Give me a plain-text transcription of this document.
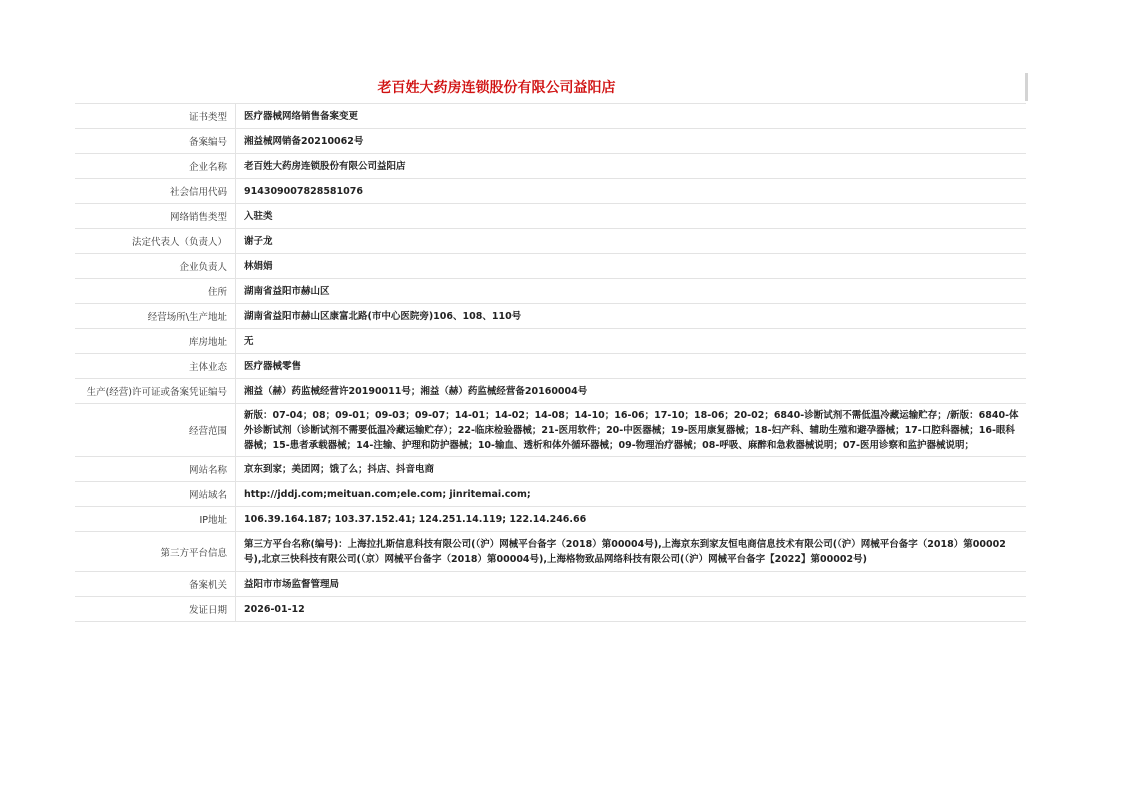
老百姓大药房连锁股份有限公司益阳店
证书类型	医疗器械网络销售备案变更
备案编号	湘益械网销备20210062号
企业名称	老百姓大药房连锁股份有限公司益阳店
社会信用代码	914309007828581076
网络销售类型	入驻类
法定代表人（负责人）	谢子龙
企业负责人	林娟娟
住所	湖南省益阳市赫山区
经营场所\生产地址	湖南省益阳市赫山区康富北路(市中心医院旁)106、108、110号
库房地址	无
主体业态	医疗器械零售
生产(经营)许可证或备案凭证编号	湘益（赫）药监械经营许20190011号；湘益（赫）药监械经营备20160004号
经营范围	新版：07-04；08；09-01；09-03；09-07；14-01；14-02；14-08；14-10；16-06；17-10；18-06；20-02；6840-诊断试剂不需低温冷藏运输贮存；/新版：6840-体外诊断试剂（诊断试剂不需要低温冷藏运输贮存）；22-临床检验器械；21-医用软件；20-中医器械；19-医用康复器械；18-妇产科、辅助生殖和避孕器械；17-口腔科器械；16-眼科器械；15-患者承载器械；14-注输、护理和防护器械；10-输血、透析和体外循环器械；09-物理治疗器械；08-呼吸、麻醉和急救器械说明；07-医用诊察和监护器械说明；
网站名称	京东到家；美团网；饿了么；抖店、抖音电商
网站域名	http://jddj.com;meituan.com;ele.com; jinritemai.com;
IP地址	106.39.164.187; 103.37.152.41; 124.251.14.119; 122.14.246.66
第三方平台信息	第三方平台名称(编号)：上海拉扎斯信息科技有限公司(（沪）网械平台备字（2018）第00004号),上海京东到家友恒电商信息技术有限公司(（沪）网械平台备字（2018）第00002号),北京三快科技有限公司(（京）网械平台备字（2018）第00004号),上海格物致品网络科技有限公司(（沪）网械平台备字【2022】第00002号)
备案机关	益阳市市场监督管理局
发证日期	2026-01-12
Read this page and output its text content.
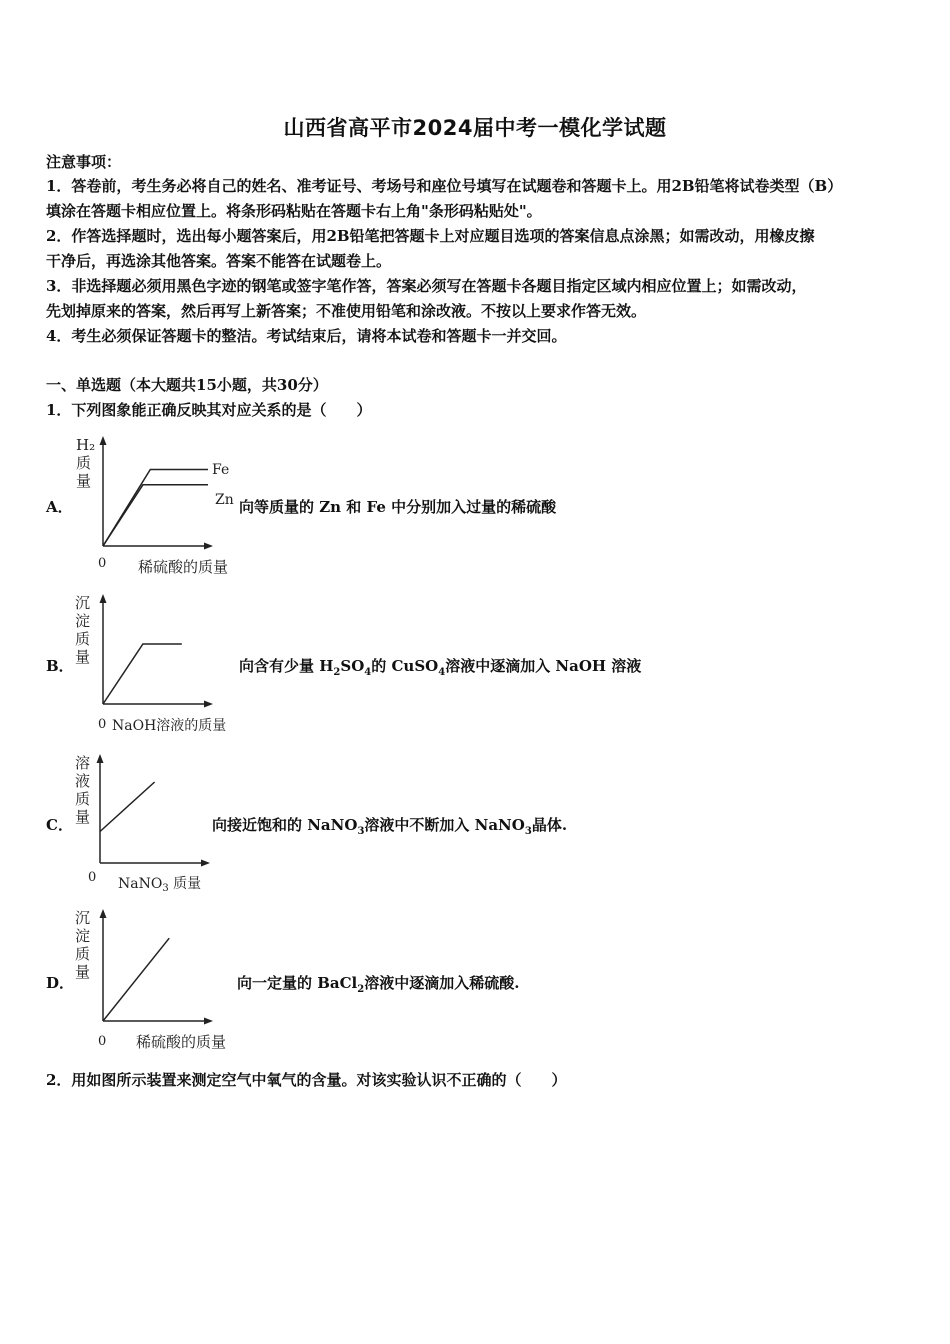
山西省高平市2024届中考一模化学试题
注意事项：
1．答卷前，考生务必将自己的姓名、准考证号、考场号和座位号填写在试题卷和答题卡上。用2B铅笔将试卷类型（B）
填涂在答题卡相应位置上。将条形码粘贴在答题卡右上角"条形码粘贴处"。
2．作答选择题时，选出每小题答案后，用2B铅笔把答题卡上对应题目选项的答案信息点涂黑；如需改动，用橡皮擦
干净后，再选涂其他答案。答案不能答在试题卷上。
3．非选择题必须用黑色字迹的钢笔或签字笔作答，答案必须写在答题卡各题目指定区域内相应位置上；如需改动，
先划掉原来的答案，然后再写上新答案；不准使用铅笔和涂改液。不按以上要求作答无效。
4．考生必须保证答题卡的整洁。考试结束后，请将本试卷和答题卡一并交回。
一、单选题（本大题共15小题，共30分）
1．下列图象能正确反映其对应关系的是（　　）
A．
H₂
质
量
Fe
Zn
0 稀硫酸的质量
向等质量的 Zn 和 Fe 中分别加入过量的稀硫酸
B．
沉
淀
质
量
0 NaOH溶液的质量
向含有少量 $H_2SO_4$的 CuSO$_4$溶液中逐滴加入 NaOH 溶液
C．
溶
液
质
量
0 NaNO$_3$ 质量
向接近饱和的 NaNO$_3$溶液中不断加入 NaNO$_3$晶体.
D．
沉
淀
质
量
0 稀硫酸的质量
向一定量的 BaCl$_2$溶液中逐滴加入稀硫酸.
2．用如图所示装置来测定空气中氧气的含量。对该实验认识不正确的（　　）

+-------+

[WHAT IS BEING ASKED]
Tally the lines in these entries that have the string "如需改动" in them, then answer with the count and nothing else.

[ANSWER FOR THIS EXERCISE]
2